§ **Исходный текст**
╭──

К тому времени он уже перенёс инфаркт в Кишинёве. Аркадия Захаровича уже не было в живых. Алексей Самойлович приезжал на похороны, очень трудно добирался самолетом и успел только на могилу, проститься не успел. Виделась я Алексеем Самойловичем последний раз в Кишинёве незадолго до его переезда, мы поехали на могилу его дочери. Он уже готовился к переезду и страдал, что Ира останется одна на этом чужом, каком-то пустынном, заросшем травой, с разбитыми памятниками кладбище. Сказал на могиле: «Прости». На памятнике высечены строчки Евтушенко: «Идут белые снеги».

В Симферополь я ездила к Алексею Самойловичу в середине семидесятых, в год его смерти, не помню какой. Я стояла перед дверью их квартиры, нажимая на звонок: никто не открывал. Вышла соседка, сказала: «Вы к Яроцкому? Его скорая увезла этой ночью...» В реанимацию не пустили. Зашла проститься с женой перед отъездом. Алексей Самойлович был ещё жив (в больнице была дочь). Мария Павловна двигалась на ощупь, звала девочек-внучек, они были заняты играми, и бабушкины рыдания им были непонятны.

╰──

§ **Задания**
A: Чьи строчки высечены на памятнике на могиле дочери Алексея Самойловича в воспоминаниях о нём и как они звучат?
B: Подхватите воспоминания об Алексее Самойловиче и напишите следующий абзац, начиная сразу после последнего предложения.

§ **Извлечённые данные**

╭──

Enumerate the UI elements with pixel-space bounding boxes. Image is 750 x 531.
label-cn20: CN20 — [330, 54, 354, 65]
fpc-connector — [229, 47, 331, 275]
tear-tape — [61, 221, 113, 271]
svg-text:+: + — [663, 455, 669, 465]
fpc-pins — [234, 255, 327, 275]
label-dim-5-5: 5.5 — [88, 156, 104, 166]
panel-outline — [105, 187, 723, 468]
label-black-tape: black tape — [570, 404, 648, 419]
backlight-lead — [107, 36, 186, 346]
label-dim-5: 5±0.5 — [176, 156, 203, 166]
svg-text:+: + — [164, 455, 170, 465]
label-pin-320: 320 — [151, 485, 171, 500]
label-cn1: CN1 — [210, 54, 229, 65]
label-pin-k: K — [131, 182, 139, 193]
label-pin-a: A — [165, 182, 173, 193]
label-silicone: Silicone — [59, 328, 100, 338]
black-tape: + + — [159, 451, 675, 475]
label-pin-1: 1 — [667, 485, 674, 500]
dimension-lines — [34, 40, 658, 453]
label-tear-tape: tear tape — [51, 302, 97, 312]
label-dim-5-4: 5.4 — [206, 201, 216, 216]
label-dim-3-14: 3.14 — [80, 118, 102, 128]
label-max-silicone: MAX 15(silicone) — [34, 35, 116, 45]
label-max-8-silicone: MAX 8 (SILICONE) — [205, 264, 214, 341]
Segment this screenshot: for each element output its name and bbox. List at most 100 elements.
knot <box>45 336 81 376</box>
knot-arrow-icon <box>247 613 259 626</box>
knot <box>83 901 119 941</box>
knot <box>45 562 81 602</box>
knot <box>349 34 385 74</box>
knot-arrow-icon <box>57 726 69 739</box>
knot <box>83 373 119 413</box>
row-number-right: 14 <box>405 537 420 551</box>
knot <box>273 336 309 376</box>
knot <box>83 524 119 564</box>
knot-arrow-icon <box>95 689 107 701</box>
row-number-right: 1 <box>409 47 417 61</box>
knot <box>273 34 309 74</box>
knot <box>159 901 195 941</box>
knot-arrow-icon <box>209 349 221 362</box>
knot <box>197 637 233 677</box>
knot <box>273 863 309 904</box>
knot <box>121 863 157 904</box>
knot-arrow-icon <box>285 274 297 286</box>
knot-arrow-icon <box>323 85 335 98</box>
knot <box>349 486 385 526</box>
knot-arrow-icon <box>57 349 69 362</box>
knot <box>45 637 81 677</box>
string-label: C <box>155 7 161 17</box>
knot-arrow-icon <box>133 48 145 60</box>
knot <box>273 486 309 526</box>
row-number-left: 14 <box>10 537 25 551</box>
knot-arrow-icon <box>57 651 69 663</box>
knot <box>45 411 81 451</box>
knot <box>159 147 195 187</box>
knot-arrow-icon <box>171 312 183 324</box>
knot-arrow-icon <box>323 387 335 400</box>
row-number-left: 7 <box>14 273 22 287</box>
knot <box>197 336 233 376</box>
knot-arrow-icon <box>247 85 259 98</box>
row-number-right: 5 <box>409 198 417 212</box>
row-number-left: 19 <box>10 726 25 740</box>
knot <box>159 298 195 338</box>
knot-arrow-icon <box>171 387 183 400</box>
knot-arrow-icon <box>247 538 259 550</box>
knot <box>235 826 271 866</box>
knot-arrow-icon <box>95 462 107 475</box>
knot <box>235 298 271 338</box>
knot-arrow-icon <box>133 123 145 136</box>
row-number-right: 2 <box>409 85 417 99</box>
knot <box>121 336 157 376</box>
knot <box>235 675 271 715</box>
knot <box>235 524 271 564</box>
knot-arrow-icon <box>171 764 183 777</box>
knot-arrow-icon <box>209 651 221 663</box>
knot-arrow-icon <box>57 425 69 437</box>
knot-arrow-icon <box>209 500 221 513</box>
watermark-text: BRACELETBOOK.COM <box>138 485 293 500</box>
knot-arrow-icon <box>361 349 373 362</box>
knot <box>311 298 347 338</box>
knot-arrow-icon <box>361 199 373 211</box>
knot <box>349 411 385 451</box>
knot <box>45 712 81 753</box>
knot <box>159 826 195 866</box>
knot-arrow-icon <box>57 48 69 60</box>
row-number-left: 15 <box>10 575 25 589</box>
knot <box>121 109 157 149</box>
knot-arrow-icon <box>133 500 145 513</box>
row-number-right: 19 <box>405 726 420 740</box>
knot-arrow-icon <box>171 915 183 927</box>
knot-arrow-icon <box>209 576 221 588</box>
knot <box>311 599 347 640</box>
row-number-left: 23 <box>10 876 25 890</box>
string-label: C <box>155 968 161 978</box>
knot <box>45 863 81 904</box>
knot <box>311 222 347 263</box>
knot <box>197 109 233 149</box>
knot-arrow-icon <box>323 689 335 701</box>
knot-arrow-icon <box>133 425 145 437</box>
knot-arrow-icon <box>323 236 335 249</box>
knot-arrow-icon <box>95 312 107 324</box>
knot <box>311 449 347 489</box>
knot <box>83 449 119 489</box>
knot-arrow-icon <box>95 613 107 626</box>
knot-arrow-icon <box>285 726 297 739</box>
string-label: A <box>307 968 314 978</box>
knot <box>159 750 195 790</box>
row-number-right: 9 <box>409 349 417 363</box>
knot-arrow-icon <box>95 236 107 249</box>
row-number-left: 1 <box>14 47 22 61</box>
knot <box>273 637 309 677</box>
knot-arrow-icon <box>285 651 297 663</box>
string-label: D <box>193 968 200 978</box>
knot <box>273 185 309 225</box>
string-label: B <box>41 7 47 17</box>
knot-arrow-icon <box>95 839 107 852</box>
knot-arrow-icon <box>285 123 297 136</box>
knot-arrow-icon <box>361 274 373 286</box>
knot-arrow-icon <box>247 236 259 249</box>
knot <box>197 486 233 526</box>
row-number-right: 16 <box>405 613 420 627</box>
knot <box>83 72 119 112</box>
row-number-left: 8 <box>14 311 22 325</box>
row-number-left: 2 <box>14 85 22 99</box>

╰──

§ **Ответы**
A: Это строчки Евтушенко: «Идут белые снеги».

B:
Эти нищенские мои воспоминания не могут передать того, что сохранилось в душе и в памяти, не могут вполне представить читающим мой рассказ образ Алексея Самойловича Яроцкого. Я надеюсь, что сам он лучше скажет о себе в своей «Золотой Колыме», что те, для кого он писал, увидят его таким, каким он был, — могучий ум, могучая память, обширнейшие познания и редкостный дар рассказчика — дар Гиляровского, которого он высоко ценил и любил. «Золотая Колыма» — это лучшее из всего , что рассказано о Колыме, в одном ряду с Шаламовым.